Blade my dad made up for clearing under trailers.


----------



## paponte (Oct 28, 2003)

Very cool pics Dave. Just make sure you don't leave your Dad in there! :laughing:


----------



## JD Dave (Mar 20, 2007)

paponte;1148394 said:


> Very cool pics Dave. Just make sure you don't leave your Dad in there! :laughing:


Thanks LOL


----------



## Jelinek61 (Mar 16, 2009)

Really nice farming equipment. How many employees do you have on average (winter and planting/harvest)?


----------



## JD Dave (Mar 20, 2007)

Jelinek61;1148428 said:


> Really nice farming equipment. How many employees do you have on average (winter and planting/harvest)?


We have 1 fulltime year round and we have 14 machinery operators that come in when it snows. My parents still help us out year round also.


----------



## Jelinek61 (Mar 16, 2009)

JD Dave;1148436 said:


> We have 1 fulltime year round and we have 14 machinery operators that come in when it snows. My parents still help us out year round also.


Nice, still keeping it a family operation. I bet you get plenty of people wanting a job with that kind of equipment and operation.


----------



## mossman381 (Nov 17, 2009)

Love all that john deere green


----------



## JD Dave (Mar 20, 2007)

Sorry we can't embed video's anymore. Here's how we clean under semi trailers in big storms. http://s181.photobucket.com/albums/x277/JDDave/?action=view&current=DSCN3163.mp4


----------



## JD Dave (Mar 20, 2007)

## ITEMS
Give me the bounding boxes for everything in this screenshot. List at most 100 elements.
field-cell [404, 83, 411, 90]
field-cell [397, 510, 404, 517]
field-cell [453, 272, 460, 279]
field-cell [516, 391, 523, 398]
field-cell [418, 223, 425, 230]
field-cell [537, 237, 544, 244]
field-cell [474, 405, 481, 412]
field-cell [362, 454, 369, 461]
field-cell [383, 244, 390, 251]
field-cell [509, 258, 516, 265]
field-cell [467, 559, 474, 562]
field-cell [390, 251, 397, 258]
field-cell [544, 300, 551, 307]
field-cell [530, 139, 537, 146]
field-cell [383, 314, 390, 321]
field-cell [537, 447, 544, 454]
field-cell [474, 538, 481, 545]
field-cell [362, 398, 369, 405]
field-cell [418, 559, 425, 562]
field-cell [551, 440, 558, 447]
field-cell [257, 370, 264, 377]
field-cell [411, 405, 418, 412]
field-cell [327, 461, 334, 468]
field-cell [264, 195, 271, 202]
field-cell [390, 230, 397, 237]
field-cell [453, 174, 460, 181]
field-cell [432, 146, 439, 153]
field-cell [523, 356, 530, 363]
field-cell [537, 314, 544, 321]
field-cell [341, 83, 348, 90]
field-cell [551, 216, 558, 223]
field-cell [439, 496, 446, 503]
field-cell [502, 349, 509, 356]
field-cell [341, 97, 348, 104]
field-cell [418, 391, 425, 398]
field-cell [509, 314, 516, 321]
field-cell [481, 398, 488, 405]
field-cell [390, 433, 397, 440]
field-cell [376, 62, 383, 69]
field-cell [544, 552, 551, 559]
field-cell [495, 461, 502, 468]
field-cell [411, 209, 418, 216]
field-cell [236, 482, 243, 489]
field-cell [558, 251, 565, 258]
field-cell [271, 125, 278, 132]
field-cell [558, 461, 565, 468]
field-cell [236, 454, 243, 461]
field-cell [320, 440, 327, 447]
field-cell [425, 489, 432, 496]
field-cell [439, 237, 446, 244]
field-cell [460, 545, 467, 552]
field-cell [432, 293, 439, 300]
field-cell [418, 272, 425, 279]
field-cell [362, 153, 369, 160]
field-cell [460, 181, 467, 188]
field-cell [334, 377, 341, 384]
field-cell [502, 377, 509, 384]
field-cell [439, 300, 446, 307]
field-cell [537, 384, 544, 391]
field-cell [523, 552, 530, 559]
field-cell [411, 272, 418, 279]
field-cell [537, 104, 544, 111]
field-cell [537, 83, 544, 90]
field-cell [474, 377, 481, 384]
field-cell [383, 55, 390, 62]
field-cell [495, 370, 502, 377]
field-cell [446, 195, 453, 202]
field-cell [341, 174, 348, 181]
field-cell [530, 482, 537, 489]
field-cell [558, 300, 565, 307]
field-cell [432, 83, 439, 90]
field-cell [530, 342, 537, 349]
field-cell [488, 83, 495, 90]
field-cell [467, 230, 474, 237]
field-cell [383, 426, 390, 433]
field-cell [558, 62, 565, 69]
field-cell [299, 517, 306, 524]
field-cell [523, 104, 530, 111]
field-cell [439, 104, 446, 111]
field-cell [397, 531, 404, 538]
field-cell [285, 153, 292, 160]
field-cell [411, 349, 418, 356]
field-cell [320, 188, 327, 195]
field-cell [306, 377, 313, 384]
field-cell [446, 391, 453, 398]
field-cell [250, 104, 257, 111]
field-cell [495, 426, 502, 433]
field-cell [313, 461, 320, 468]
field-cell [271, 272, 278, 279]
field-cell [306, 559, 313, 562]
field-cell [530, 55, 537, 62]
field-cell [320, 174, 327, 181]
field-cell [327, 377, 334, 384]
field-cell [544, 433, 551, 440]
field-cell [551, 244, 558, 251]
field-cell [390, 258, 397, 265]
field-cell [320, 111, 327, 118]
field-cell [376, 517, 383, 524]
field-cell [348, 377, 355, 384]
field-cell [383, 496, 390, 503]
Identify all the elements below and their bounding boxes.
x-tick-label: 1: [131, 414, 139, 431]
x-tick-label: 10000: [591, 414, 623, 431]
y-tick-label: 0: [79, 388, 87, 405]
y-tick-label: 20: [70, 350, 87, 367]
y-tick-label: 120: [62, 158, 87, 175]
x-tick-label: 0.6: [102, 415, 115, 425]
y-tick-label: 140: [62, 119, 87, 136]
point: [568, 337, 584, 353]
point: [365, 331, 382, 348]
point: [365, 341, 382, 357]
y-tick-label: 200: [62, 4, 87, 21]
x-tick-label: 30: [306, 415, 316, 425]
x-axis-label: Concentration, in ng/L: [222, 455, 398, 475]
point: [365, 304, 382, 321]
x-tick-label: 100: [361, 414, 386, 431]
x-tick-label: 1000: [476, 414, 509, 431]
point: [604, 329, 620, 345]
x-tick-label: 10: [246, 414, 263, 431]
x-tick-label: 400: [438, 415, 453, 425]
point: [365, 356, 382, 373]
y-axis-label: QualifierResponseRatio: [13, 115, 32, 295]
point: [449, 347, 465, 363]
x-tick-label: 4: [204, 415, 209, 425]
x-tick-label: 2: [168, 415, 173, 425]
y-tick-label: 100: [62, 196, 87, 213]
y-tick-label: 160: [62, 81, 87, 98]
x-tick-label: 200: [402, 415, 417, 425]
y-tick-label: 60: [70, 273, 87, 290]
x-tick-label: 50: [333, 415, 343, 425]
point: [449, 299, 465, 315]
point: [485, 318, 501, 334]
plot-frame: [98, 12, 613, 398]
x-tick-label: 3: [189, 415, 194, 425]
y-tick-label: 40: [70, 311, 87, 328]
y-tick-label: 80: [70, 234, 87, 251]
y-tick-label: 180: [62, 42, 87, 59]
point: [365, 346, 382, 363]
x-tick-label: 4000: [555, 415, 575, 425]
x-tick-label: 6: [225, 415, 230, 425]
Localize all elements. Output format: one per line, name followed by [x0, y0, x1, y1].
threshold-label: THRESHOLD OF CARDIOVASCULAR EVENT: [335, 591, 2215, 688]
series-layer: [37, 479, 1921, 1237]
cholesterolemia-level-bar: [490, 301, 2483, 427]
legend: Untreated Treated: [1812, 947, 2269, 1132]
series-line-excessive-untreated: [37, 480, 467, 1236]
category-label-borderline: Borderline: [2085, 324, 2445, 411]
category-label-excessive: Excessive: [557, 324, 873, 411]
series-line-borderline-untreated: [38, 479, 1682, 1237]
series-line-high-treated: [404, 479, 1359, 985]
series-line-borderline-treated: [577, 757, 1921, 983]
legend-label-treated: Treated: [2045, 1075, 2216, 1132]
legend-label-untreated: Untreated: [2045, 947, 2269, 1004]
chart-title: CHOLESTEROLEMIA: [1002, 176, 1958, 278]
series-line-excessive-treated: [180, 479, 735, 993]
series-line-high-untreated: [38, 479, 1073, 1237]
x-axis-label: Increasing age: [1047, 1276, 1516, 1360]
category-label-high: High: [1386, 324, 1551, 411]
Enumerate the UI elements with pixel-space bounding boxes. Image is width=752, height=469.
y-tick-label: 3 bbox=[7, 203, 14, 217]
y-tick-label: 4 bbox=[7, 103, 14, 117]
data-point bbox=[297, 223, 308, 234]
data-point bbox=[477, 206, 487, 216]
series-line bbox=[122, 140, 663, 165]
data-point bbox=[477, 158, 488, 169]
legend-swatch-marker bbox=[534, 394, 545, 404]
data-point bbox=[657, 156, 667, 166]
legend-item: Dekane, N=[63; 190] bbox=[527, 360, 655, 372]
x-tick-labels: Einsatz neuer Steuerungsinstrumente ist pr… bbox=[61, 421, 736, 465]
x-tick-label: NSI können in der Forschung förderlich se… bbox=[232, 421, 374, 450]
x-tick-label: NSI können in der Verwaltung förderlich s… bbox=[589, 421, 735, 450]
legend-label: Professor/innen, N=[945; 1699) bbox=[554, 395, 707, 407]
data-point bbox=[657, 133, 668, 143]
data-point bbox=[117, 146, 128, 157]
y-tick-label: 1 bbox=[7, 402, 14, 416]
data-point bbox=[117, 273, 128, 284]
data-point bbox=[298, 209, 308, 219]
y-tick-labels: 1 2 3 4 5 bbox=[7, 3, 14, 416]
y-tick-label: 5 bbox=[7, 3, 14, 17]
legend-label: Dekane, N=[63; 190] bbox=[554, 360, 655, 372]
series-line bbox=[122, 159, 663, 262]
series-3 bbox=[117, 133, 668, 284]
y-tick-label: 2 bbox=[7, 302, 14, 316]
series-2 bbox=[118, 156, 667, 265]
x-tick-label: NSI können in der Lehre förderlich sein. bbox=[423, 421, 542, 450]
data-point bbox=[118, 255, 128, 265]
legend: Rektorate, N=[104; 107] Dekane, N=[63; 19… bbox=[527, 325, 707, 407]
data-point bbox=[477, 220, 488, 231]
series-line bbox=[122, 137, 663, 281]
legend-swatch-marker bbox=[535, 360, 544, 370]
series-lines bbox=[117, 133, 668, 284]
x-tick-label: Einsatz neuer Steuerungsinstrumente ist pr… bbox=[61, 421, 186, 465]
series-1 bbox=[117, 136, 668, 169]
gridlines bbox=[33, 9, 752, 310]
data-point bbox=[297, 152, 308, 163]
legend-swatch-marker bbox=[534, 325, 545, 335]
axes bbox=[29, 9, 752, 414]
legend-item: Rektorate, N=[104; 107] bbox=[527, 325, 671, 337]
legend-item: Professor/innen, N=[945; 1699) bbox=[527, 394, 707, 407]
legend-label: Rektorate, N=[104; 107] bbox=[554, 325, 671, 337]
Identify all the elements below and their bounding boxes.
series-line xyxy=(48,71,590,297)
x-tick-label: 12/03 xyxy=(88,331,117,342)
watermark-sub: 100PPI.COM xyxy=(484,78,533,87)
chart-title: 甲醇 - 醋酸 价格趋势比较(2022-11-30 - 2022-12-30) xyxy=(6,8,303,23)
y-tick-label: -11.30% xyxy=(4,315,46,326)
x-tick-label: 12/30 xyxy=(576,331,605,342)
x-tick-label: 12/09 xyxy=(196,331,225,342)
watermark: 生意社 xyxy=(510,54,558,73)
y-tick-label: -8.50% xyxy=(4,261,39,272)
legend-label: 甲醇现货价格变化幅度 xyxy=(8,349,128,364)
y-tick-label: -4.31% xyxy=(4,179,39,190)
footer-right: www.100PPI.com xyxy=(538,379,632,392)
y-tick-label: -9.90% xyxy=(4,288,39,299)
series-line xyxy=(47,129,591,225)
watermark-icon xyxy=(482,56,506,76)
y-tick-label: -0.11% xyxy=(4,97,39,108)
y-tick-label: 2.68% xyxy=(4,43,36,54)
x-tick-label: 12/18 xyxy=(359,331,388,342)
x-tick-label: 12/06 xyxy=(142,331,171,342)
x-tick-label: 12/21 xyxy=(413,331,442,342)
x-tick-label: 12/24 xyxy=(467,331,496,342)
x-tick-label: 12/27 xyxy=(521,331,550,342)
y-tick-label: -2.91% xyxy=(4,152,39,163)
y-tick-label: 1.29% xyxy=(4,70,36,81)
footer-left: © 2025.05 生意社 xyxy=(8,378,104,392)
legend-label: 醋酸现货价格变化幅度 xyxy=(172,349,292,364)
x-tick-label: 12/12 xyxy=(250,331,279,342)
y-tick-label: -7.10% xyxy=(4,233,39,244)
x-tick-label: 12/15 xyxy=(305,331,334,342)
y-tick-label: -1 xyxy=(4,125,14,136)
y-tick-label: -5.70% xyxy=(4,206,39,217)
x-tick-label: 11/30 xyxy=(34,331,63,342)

## SHORT PROBLEM 1
Name every distinct username that posts in the forum thread.
## SHORT PROBLEM 2
Copy the forum thread word for word, starting at "Nice, still keeping" and ending at "(Nov 17, 2009)".
## SHORT PROBLEM 3
In the forum thread, how many machinery operators come in when it snows?
You won't need the listing for this.

## CORRECT RESULT 1
paponte, JD Dave, Jelinek61, mossman381

## CORRECT RESULT 2
Nice, still keeping it a family operation. I bet you get plenty of people wanting a job with that kind of equipment and operation.


----------



## mossman381 (Nov 17, 2009)

## CORRECT RESULT 3
14